The exercise: State how many lines of the entries include the string "يقول", please, leaving out everything but the number.

-- Start of Information supplied --

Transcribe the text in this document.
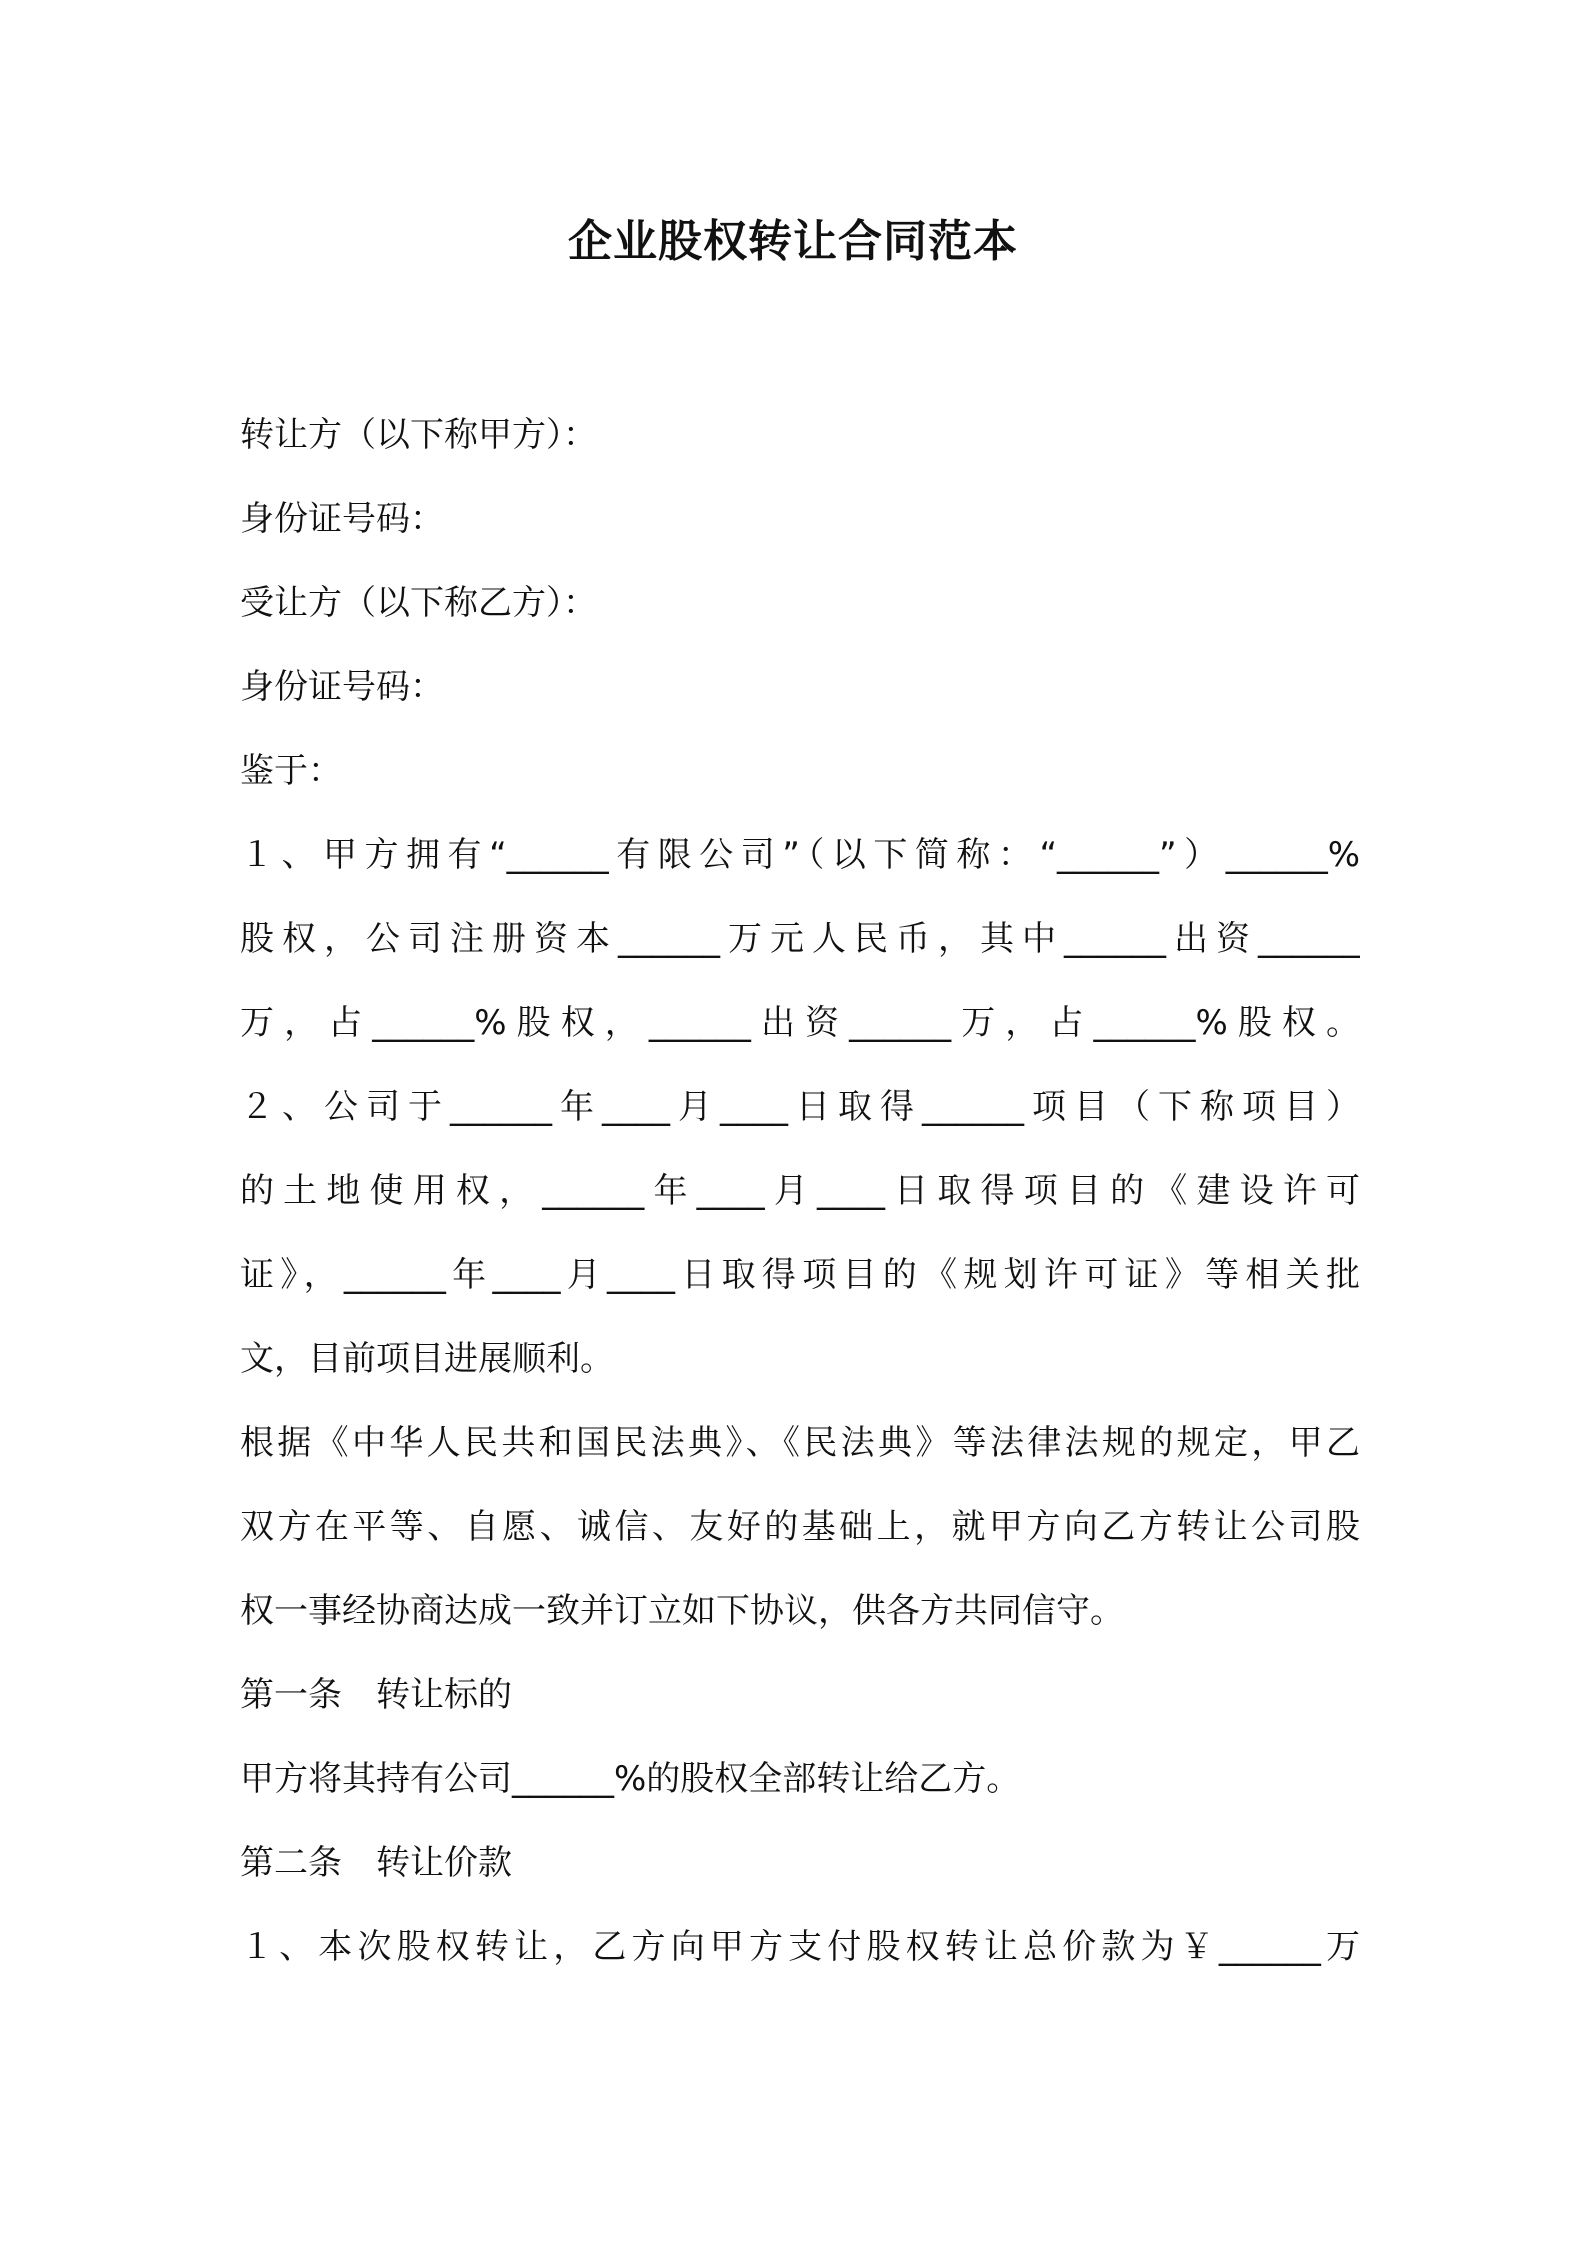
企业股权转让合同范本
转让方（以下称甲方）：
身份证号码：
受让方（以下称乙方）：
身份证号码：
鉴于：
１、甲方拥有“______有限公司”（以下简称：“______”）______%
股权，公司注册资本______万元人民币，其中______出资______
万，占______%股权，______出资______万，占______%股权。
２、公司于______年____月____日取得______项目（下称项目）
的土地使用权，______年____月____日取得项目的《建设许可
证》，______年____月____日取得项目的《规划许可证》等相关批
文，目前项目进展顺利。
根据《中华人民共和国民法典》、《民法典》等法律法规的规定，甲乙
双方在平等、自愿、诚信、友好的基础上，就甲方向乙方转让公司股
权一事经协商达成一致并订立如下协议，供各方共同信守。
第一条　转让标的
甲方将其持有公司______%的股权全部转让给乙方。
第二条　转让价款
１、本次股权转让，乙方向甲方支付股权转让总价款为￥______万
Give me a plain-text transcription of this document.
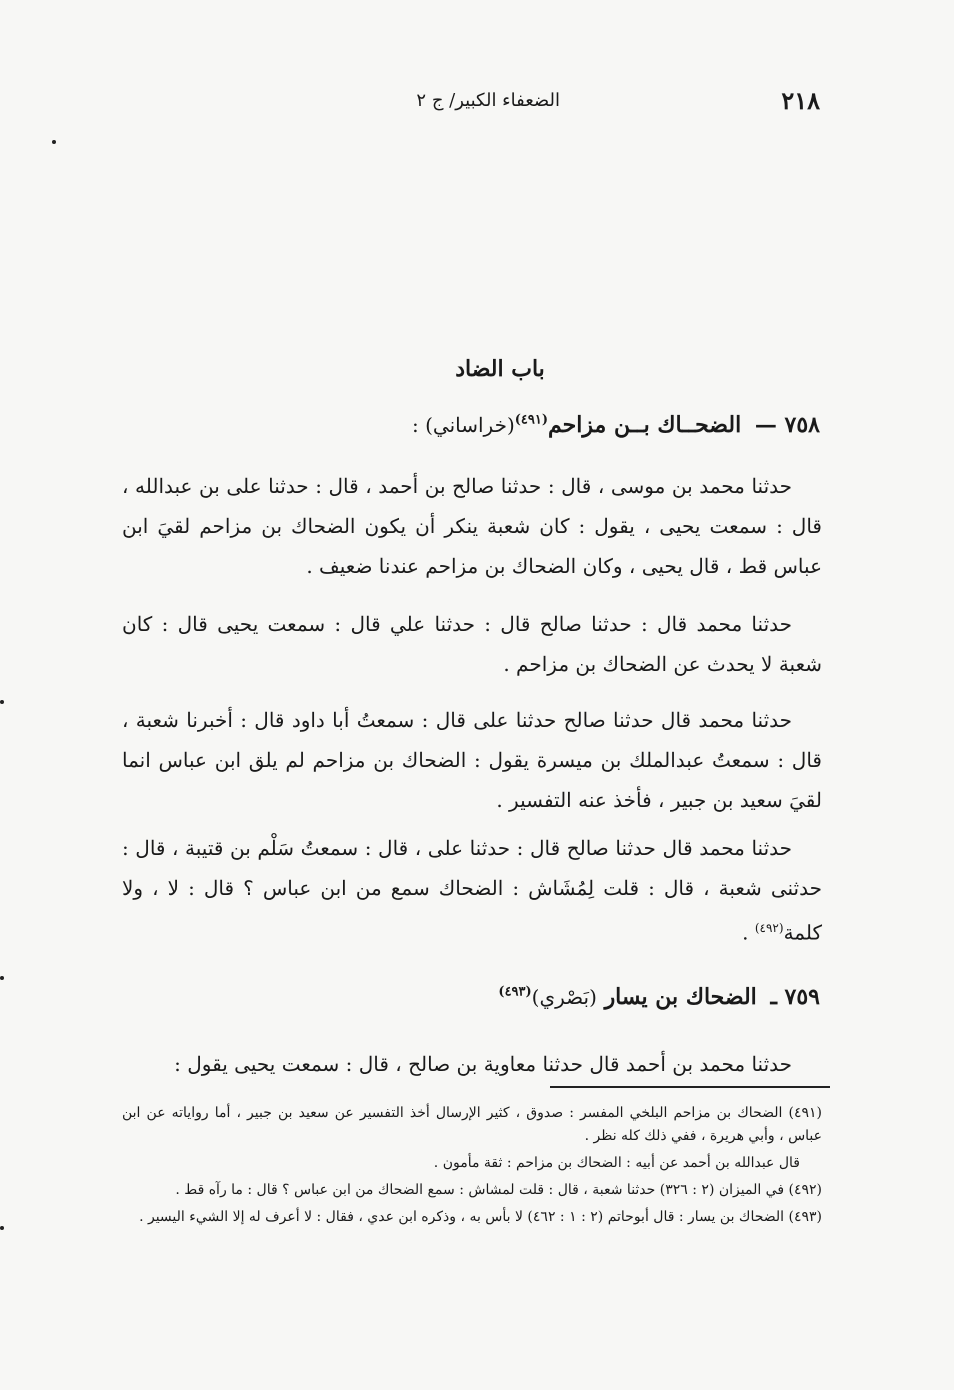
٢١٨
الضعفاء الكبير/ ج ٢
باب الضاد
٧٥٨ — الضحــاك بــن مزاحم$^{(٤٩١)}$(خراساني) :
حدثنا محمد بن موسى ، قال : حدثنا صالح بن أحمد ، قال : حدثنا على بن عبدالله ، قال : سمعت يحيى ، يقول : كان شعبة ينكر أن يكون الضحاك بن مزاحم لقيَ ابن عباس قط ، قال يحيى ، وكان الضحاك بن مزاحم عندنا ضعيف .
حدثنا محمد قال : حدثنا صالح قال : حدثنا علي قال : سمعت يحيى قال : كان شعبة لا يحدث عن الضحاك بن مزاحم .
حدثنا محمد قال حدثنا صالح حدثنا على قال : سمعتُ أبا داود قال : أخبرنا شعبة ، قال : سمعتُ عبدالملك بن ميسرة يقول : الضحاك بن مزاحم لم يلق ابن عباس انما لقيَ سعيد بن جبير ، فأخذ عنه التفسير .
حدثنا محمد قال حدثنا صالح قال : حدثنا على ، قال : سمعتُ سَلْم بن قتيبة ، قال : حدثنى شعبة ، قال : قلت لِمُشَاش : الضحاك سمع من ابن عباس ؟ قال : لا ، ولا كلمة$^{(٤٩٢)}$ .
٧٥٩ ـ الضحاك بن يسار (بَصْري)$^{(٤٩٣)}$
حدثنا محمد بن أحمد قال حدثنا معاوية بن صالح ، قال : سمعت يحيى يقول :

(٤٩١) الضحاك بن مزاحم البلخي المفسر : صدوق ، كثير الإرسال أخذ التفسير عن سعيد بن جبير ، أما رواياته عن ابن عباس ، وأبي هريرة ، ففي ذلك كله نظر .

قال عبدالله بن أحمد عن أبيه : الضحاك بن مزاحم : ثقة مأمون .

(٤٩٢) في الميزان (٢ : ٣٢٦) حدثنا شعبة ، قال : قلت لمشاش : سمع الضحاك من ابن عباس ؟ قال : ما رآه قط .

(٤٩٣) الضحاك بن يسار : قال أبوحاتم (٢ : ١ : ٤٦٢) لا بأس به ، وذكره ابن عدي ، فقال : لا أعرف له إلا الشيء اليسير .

-- End of Information supplied --

Finished task: 3